# WHAT TO DO:
Check the listing below line by line and report how many lines hold "Worksheet", with no other words.

# GIVEN ENTRIES:

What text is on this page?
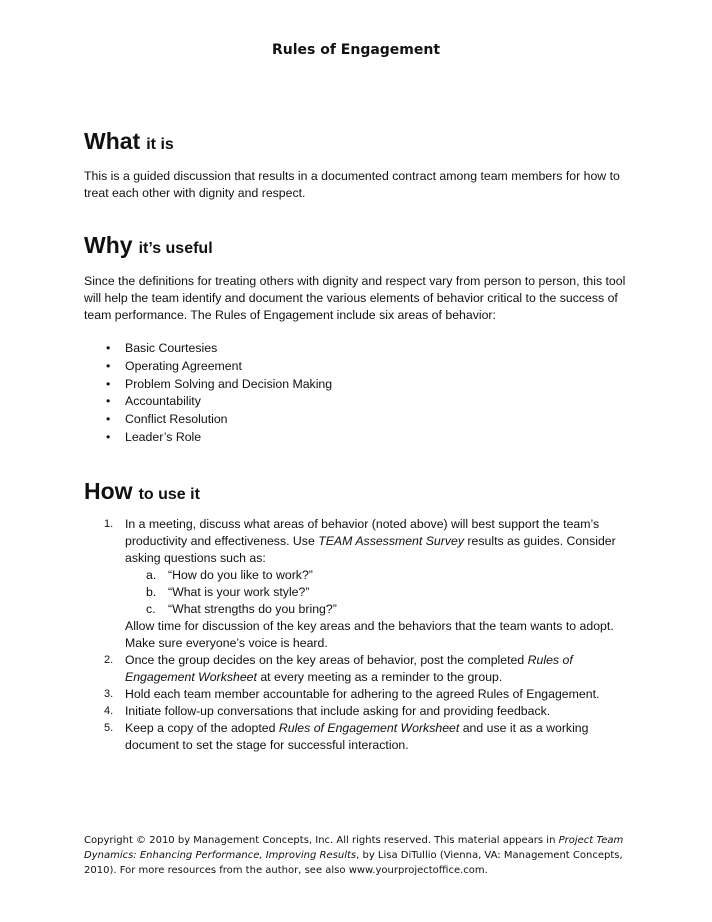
Rules of Engagement
What it is

This is a guided discussion that results in a documented contract among team members for how to treat each other with dignity and respect.

Why it’s useful

Since the definitions for treating others with dignity and respect vary from person to person, this tool will help the team identify and document the various elements of behavior critical to the success of team performance. The Rules of Engagement include six areas of behavior:

• Basic Courtesies
• Operating Agreement
• Problem Solving and Decision Making
• Accountability
• Conflict Resolution
• Leader’s Role
How to use it
1. In a meeting, discuss what areas of behavior (noted above) will best support the team’s productivity and effectiveness. Use TEAM Assessment Survey results as guides. Consider asking questions such as:
a. “How do you like to work?”
b. “What is your work style?”
c. “What strengths do you bring?”
Allow time for discussion of the key areas and the behaviors that the team wants to adopt. Make sure everyone’s voice is heard.
2. Once the group decides on the key areas of behavior, post the completed Rules of Engagement Worksheet at every meeting as a reminder to the group.
3. Hold each team member accountable for adhering to the agreed Rules of Engagement.
4. Initiate follow-up conversations that include asking for and providing feedback.
5. Keep a copy of the adopted Rules of Engagement Worksheet and use it as a working document to set the stage for successful interaction.

Copyright © 2010 by Management Concepts, Inc. All rights reserved. This material appears in Project Team Dynamics: Enhancing Performance, Improving Results, by Lisa DiTullio (Vienna, VA: Management Concepts, 2010). For more resources from the author, see also www.yourprojectoffice.com.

# WRITTEN ANSWER:
2